### Stated task
Give every entry again, word for word and in full.

[Source records]

---+---

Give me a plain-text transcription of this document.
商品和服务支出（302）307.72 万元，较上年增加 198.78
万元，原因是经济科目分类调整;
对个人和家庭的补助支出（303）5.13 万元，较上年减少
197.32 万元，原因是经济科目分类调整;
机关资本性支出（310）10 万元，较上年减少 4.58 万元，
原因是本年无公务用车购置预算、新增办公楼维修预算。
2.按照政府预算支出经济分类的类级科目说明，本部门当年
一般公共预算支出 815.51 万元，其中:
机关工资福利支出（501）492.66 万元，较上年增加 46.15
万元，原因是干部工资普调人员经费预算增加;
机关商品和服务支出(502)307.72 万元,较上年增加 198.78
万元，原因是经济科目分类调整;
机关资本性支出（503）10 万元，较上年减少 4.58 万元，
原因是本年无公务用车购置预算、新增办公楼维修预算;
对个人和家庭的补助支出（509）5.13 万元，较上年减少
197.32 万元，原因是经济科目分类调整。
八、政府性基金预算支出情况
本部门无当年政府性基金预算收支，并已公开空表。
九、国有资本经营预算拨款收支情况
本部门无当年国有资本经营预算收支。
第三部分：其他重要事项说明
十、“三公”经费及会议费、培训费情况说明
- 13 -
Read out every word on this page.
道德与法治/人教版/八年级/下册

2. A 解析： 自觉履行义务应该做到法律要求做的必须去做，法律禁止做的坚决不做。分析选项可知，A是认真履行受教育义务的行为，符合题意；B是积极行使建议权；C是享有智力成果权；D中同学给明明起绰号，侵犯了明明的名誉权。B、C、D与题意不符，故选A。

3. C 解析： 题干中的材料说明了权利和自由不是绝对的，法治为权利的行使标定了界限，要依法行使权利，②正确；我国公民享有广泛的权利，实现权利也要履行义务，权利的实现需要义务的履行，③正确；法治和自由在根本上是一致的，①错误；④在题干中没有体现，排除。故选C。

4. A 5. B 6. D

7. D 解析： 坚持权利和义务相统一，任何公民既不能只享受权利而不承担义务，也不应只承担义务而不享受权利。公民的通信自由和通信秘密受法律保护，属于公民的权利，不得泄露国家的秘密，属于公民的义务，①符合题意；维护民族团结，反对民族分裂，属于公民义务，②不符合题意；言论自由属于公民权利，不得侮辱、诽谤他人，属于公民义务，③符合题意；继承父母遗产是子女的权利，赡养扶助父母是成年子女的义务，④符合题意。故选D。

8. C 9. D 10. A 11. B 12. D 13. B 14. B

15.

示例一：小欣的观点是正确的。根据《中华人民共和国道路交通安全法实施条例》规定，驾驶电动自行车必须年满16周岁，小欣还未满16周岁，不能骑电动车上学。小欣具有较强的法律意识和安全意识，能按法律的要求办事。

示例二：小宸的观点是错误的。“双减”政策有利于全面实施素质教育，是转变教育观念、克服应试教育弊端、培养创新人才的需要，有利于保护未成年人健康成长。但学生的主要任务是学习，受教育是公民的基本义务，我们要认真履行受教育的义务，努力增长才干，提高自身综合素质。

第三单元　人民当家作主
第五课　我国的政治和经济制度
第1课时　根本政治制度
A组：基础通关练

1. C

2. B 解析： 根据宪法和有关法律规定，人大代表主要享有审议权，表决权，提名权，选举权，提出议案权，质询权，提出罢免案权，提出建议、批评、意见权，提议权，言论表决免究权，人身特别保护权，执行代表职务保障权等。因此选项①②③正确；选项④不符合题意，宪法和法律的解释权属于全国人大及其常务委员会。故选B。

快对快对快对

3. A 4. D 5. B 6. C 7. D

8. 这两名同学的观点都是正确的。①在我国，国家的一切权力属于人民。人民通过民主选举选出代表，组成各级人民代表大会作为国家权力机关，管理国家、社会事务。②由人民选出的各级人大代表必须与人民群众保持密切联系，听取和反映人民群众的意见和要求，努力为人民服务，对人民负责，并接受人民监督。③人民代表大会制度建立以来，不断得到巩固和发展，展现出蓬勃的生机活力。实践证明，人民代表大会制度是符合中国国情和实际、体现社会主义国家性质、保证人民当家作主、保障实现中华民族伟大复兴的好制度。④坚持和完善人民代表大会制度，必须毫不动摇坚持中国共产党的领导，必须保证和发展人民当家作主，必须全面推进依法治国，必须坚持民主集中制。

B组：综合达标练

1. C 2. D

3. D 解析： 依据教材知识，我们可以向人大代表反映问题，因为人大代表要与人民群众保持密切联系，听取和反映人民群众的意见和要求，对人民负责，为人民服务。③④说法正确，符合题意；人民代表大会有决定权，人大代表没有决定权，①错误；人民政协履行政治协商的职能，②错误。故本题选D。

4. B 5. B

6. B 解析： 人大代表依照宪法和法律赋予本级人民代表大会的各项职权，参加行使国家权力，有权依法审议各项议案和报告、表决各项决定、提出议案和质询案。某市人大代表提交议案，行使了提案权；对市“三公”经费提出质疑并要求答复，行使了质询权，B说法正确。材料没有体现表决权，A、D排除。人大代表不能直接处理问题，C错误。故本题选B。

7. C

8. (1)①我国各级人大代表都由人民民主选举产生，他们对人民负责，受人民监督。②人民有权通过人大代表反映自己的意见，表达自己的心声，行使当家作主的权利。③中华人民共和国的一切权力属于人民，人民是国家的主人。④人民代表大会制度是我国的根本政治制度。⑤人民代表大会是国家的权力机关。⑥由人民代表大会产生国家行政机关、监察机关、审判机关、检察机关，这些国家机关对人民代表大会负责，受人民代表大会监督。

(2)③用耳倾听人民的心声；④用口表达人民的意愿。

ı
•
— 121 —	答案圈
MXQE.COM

---+---

### Exercise output
Give me a plain-text transcription of this document.
商品和服务支出（302）307.72 万元，较上年增加 198.78
万元，原因是经济科目分类调整;
对个人和家庭的补助支出（303）5.13 万元，较上年减少
197.32 万元，原因是经济科目分类调整;
机关资本性支出（310）10 万元，较上年减少 4.58 万元，
原因是本年无公务用车购置预算、新增办公楼维修预算。
2.按照政府预算支出经济分类的类级科目说明，本部门当年
一般公共预算支出 815.51 万元，其中:
机关工资福利支出（501）492.66 万元，较上年增加 46.15
万元，原因是干部工资普调人员经费预算增加;
机关商品和服务支出(502)307.72 万元,较上年增加 198.78
万元，原因是经济科目分类调整;
机关资本性支出（503）10 万元，较上年减少 4.58 万元，
原因是本年无公务用车购置预算、新增办公楼维修预算;
对个人和家庭的补助支出（509）5.13 万元，较上年减少
197.32 万元，原因是经济科目分类调整。
八、政府性基金预算支出情况
本部门无当年政府性基金预算收支，并已公开空表。
九、国有资本经营预算拨款收支情况
本部门无当年国有资本经营预算收支。
第三部分：其他重要事项说明
十、“三公”经费及会议费、培训费情况说明
- 13 -
Read out every word on this page.
道德与法治/人教版/八年级/下册

2. A 解析： 自觉履行义务应该做到法律要求做的必须去做，法律禁止做的坚决不做。分析选项可知，A是认真履行受教育义务的行为，符合题意；B是积极行使建议权；C是享有智力成果权；D中同学给明明起绰号，侵犯了明明的名誉权。B、C、D与题意不符，故选A。

3. C 解析： 题干中的材料说明了权利和自由不是绝对的，法治为权利的行使标定了界限，要依法行使权利，②正确；我国公民享有广泛的权利，实现权利也要履行义务，权利的实现需要义务的履行，③正确；法治和自由在根本上是一致的，①错误；④在题干中没有体现，排除。故选C。

4. A 5. B 6. D

7. D 解析： 坚持权利和义务相统一，任何公民既不能只享受权利而不承担义务，也不应只承担义务而不享受权利。公民的通信自由和通信秘密受法律保护，属于公民的权利，不得泄露国家的秘密，属于公民的义务，①符合题意；维护民族团结，反对民族分裂，属于公民义务，②不符合题意；言论自由属于公民权利，不得侮辱、诽谤他人，属于公民义务，③符合题意；继承父母遗产是子女的权利，赡养扶助父母是成年子女的义务，④符合题意。故选D。

8. C 9. D 10. A 11. B 12. D 13. B 14. B

15.

示例一：小欣的观点是正确的。根据《中华人民共和国道路交通安全法实施条例》规定，驾驶电动自行车必须年满16周岁，小欣还未满16周岁，不能骑电动车上学。小欣具有较强的法律意识和安全意识，能按法律的要求办事。

示例二：小宸的观点是错误的。“双减”政策有利于全面实施素质教育，是转变教育观念、克服应试教育弊端、培养创新人才的需要，有利于保护未成年人健康成长。但学生的主要任务是学习，受教育是公民的基本义务，我们要认真履行受教育的义务，努力增长才干，提高自身综合素质。

第三单元　人民当家作主
第五课　我国的政治和经济制度
第1课时　根本政治制度
A组：基础通关练

1. C

2. B 解析： 根据宪法和有关法律规定，人大代表主要享有审议权，表决权，提名权，选举权，提出议案权，质询权，提出罢免案权，提出建议、批评、意见权，提议权，言论表决免究权，人身特别保护权，执行代表职务保障权等。因此选项①②③正确；选项④不符合题意，宪法和法律的解释权属于全国人大及其常务委员会。故选B。

快对快对快对

3. A 4. D 5. B 6. C 7. D

8. 这两名同学的观点都是正确的。①在我国，国家的一切权力属于人民。人民通过民主选举选出代表，组成各级人民代表大会作为国家权力机关，管理国家、社会事务。②由人民选出的各级人大代表必须与人民群众保持密切联系，听取和反映人民群众的意见和要求，努力为人民服务，对人民负责，并接受人民监督。③人民代表大会制度建立以来，不断得到巩固和发展，展现出蓬勃的生机活力。实践证明，人民代表大会制度是符合中国国情和实际、体现社会主义国家性质、保证人民当家作主、保障实现中华民族伟大复兴的好制度。④坚持和完善人民代表大会制度，必须毫不动摇坚持中国共产党的领导，必须保证和发展人民当家作主，必须全面推进依法治国，必须坚持民主集中制。

B组：综合达标练

1. C 2. D

3. D 解析： 依据教材知识，我们可以向人大代表反映问题，因为人大代表要与人民群众保持密切联系，听取和反映人民群众的意见和要求，对人民负责，为人民服务。③④说法正确，符合题意；人民代表大会有决定权，人大代表没有决定权，①错误；人民政协履行政治协商的职能，②错误。故本题选D。

4. B 5. B

6. B 解析： 人大代表依照宪法和法律赋予本级人民代表大会的各项职权，参加行使国家权力，有权依法审议各项议案和报告、表决各项决定、提出议案和质询案。某市人大代表提交议案，行使了提案权；对市“三公”经费提出质疑并要求答复，行使了质询权，B说法正确。材料没有体现表决权，A、D排除。人大代表不能直接处理问题，C错误。故本题选B。

7. C

8. (1)①我国各级人大代表都由人民民主选举产生，他们对人民负责，受人民监督。②人民有权通过人大代表反映自己的意见，表达自己的心声，行使当家作主的权利。③中华人民共和国的一切权力属于人民，人民是国家的主人。④人民代表大会制度是我国的根本政治制度。⑤人民代表大会是国家的权力机关。⑥由人民代表大会产生国家行政机关、监察机关、审判机关、检察机关，这些国家机关对人民代表大会负责，受人民代表大会监督。

(2)③用耳倾听人民的心声；④用口表达人民的意愿。

ı
•
— 121 —	答案圈
MXQE.COM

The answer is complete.